▶ _STATED PROBLEM_: Make an exact copy of each entry, leaving out every picture.

▶ _DATA EXTRACT_:
------------
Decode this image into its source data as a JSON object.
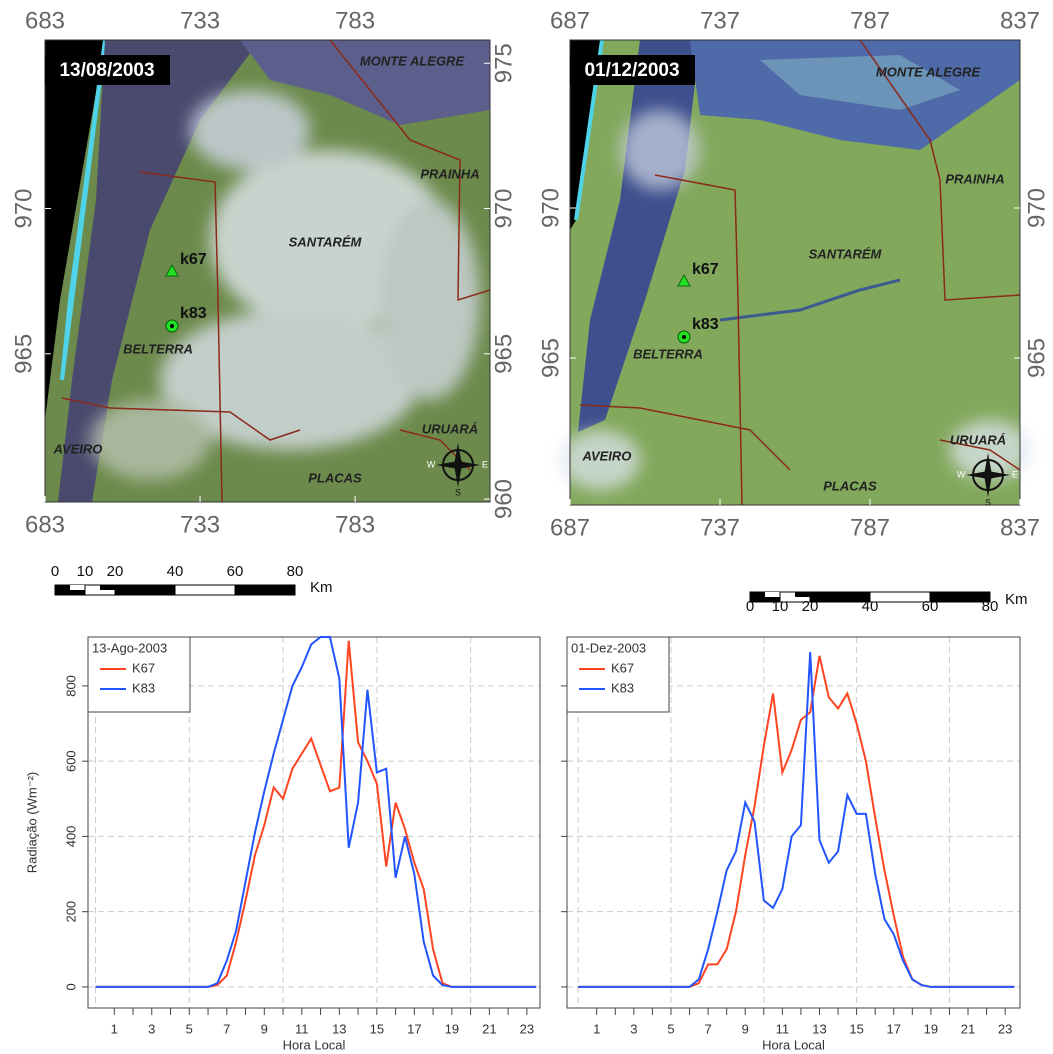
{
  "maps": [
    {
      "date": "13/08/2003",
      "xlim": [
        683,
        826.5
      ],
      "ylim": [
        959.9,
        975.8
      ],
      "xticks": [
        683,
        733,
        783
      ],
      "yticks_left": [
        965,
        970
      ],
      "yticks_right": [
        960,
        965,
        970,
        975
      ],
      "places": [
        "MONTE ALEGRE",
        "PRAINHA",
        "SANTARÉM",
        "BELTERRA",
        "AVEIRO",
        "URUARÁ",
        "PLACAS"
      ],
      "sites": [
        "k67",
        "k83"
      ],
      "compass": {
        "w": "W",
        "e": "E",
        "s": "S"
      },
      "scale_bar": {
        "ticks": [
          0,
          10,
          20,
          40,
          60,
          80
        ],
        "unit": "Km"
      }
    },
    {
      "date": "01/12/2003",
      "xlim": [
        687,
        837
      ],
      "ylim": [
        960.1,
        975.6
      ],
      "xticks": [
        687,
        737,
        787,
        837
      ],
      "yticks_left": [
        965,
        970
      ],
      "yticks_right": [
        965,
        970
      ],
      "places": [
        "MONTE ALEGRE",
        "PRAINHA",
        "SANTARÉM",
        "BELTERRA",
        "AVEIRO",
        "URUARÁ",
        "PLACAS"
      ],
      "sites": [
        "k67",
        "k83"
      ],
      "compass": {
        "w": "W",
        "e": "E",
        "s": "S"
      },
      "scale_bar": {
        "ticks": [
          0,
          10,
          20,
          40,
          60,
          80
        ],
        "unit": "Km"
      }
    }
  ],
  "chart_data": [
    {
      "type": "line",
      "legend_title": "13-Ago-2003",
      "ylabel": "Radiação (Wm⁻²)",
      "xlabel": "Hora Local",
      "x": [
        0,
        6,
        6.5,
        7,
        7.5,
        8,
        8.5,
        9,
        9.5,
        10,
        10.5,
        11,
        11.5,
        12,
        12.5,
        13,
        13.5,
        14,
        14.5,
        15,
        15.5,
        16,
        16.5,
        17,
        17.5,
        18,
        18.5,
        19,
        23.5
      ],
      "series": [
        {
          "name": "K67",
          "color": "#ff4422",
          "values": [
            0,
            0,
            5,
            30,
            120,
            230,
            350,
            430,
            530,
            500,
            580,
            620,
            660,
            590,
            520,
            530,
            920,
            650,
            600,
            540,
            320,
            490,
            420,
            330,
            260,
            100,
            10,
            0,
            0
          ]
        },
        {
          "name": "K83",
          "color": "#2255ff",
          "values": [
            0,
            0,
            10,
            70,
            150,
            280,
            410,
            520,
            620,
            710,
            800,
            850,
            910,
            930,
            930,
            820,
            370,
            490,
            790,
            570,
            580,
            290,
            400,
            300,
            120,
            30,
            5,
            0,
            0
          ]
        }
      ],
      "xlim": [
        -0.4,
        23.7
      ],
      "ylim": [
        -56,
        930
      ],
      "xticks": [
        1,
        3,
        5,
        7,
        9,
        11,
        13,
        15,
        17,
        19,
        21,
        23
      ],
      "xticks_minor": [
        2,
        4,
        6,
        8,
        10,
        12,
        14,
        16,
        18,
        20,
        22
      ],
      "xgrid": [
        0,
        5,
        10,
        15,
        20
      ],
      "yticks": [
        0,
        200,
        400,
        600,
        800
      ],
      "ytick_labels": true,
      "grid": true
    },
    {
      "type": "line",
      "legend_title": "01-Dez-2003",
      "xlabel": "Hora Local",
      "x": [
        0,
        6,
        6.5,
        7,
        7.5,
        8,
        8.5,
        9,
        9.5,
        10,
        10.5,
        11,
        11.5,
        12,
        12.5,
        13,
        13.5,
        14,
        14.5,
        15,
        15.5,
        16,
        16.5,
        17,
        17.5,
        18,
        18.5,
        19,
        23.5
      ],
      "series": [
        {
          "name": "K67",
          "color": "#ff4422",
          "values": [
            0,
            0,
            10,
            60,
            60,
            100,
            200,
            350,
            480,
            640,
            780,
            570,
            630,
            710,
            730,
            880,
            770,
            740,
            780,
            700,
            600,
            450,
            310,
            190,
            80,
            20,
            5,
            0,
            0
          ]
        },
        {
          "name": "K83",
          "color": "#2255ff",
          "values": [
            0,
            0,
            20,
            100,
            200,
            310,
            360,
            490,
            440,
            230,
            210,
            260,
            400,
            430,
            890,
            390,
            330,
            360,
            510,
            460,
            460,
            300,
            180,
            140,
            70,
            20,
            5,
            0,
            0
          ]
        }
      ],
      "xlim": [
        -0.6,
        23.8
      ],
      "ylim": [
        -56,
        930
      ],
      "xticks": [
        1,
        3,
        5,
        7,
        9,
        11,
        13,
        15,
        17,
        19,
        21,
        23
      ],
      "xticks_minor": [
        2,
        4,
        6,
        8,
        10,
        12,
        14,
        16,
        18,
        20,
        22
      ],
      "xgrid": [
        0,
        5,
        10,
        15,
        20
      ],
      "yticks": [
        0,
        200,
        400,
        600,
        800
      ],
      "ytick_labels": false,
      "grid": true
    }
  ]
}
------------
▶ _FINAL RESULT_:
Decode this image into its source data as a JSON object.
{
  "maps": [
    {
      "date": "13/08/2003",
      "xlim": [
        683,
        826.5
      ],
      "ylim": [
        959.9,
        975.8
      ],
      "xticks": [
        683,
        733,
        783
      ],
      "yticks_left": [
        965,
        970
      ],
      "yticks_right": [
        960,
        965,
        970,
        975
      ],
      "places": [
        "MONTE ALEGRE",
        "PRAINHA",
        "SANTARÉM",
        "BELTERRA",
        "AVEIRO",
        "URUARÁ",
        "PLACAS"
      ],
      "sites": [
        "k67",
        "k83"
      ],
      "compass": {
        "w": "W",
        "e": "E",
        "s": "S"
      },
      "scale_bar": {
        "ticks": [
          0,
          10,
          20,
          40,
          60,
          80
        ],
        "unit": "Km"
      }
    },
    {
      "date": "01/12/2003",
      "xlim": [
        687,
        837
      ],
      "ylim": [
        960.1,
        975.6
      ],
      "xticks": [
        687,
        737,
        787,
        837
      ],
      "yticks_left": [
        965,
        970
      ],
      "yticks_right": [
        965,
        970
      ],
      "places": [
        "MONTE ALEGRE",
        "PRAINHA",
        "SANTARÉM",
        "BELTERRA",
        "AVEIRO",
        "URUARÁ",
        "PLACAS"
      ],
      "sites": [
        "k67",
        "k83"
      ],
      "compass": {
        "w": "W",
        "e": "E",
        "s": "S"
      },
      "scale_bar": {
        "ticks": [
          0,
          10,
          20,
          40,
          60,
          80
        ],
        "unit": "Km"
      }
    }
  ],
  "chart_data": [
    {
      "type": "line",
      "legend_title": "13-Ago-2003",
      "ylabel": "Radiação (Wm⁻²)",
      "xlabel": "Hora Local",
      "x": [
        0,
        6,
        6.5,
        7,
        7.5,
        8,
        8.5,
        9,
        9.5,
        10,
        10.5,
        11,
        11.5,
        12,
        12.5,
        13,
        13.5,
        14,
        14.5,
        15,
        15.5,
        16,
        16.5,
        17,
        17.5,
        18,
        18.5,
        19,
        23.5
      ],
      "series": [
        {
          "name": "K67",
          "color": "#ff4422",
          "values": [
            0,
            0,
            5,
            30,
            120,
            230,
            350,
            430,
            530,
            500,
            580,
            620,
            660,
            590,
            520,
            530,
            920,
            650,
            600,
            540,
            320,
            490,
            420,
            330,
            260,
            100,
            10,
            0,
            0
          ]
        },
        {
          "name": "K83",
          "color": "#2255ff",
          "values": [
            0,
            0,
            10,
            70,
            150,
            280,
            410,
            520,
            620,
            710,
            800,
            850,
            910,
            930,
            930,
            820,
            370,
            490,
            790,
            570,
            580,
            290,
            400,
            300,
            120,
            30,
            5,
            0,
            0
          ]
        }
      ],
      "xlim": [
        -0.4,
        23.7
      ],
      "ylim": [
        -56,
        930
      ],
      "xticks": [
        1,
        3,
        5,
        7,
        9,
        11,
        13,
        15,
        17,
        19,
        21,
        23
      ],
      "xticks_minor": [
        2,
        4,
        6,
        8,
        10,
        12,
        14,
        16,
        18,
        20,
        22
      ],
      "xgrid": [
        0,
        5,
        10,
        15,
        20
      ],
      "yticks": [
        0,
        200,
        400,
        600,
        800
      ],
      "ytick_labels": true,
      "grid": true
    },
    {
      "type": "line",
      "legend_title": "01-Dez-2003",
      "xlabel": "Hora Local",
      "x": [
        0,
        6,
        6.5,
        7,
        7.5,
        8,
        8.5,
        9,
        9.5,
        10,
        10.5,
        11,
        11.5,
        12,
        12.5,
        13,
        13.5,
        14,
        14.5,
        15,
        15.5,
        16,
        16.5,
        17,
        17.5,
        18,
        18.5,
        19,
        23.5
      ],
      "series": [
        {
          "name": "K67",
          "color": "#ff4422",
          "values": [
            0,
            0,
            10,
            60,
            60,
            100,
            200,
            350,
            480,
            640,
            780,
            570,
            630,
            710,
            730,
            880,
            770,
            740,
            780,
            700,
            600,
            450,
            310,
            190,
            80,
            20,
            5,
            0,
            0
          ]
        },
        {
          "name": "K83",
          "color": "#2255ff",
          "values": [
            0,
            0,
            20,
            100,
            200,
            310,
            360,
            490,
            440,
            230,
            210,
            260,
            400,
            430,
            890,
            390,
            330,
            360,
            510,
            460,
            460,
            300,
            180,
            140,
            70,
            20,
            5,
            0,
            0
          ]
        }
      ],
      "xlim": [
        -0.6,
        23.8
      ],
      "ylim": [
        -56,
        930
      ],
      "xticks": [
        1,
        3,
        5,
        7,
        9,
        11,
        13,
        15,
        17,
        19,
        21,
        23
      ],
      "xticks_minor": [
        2,
        4,
        6,
        8,
        10,
        12,
        14,
        16,
        18,
        20,
        22
      ],
      "xgrid": [
        0,
        5,
        10,
        15,
        20
      ],
      "yticks": [
        0,
        200,
        400,
        600,
        800
      ],
      "ytick_labels": false,
      "grid": true
    }
  ]
}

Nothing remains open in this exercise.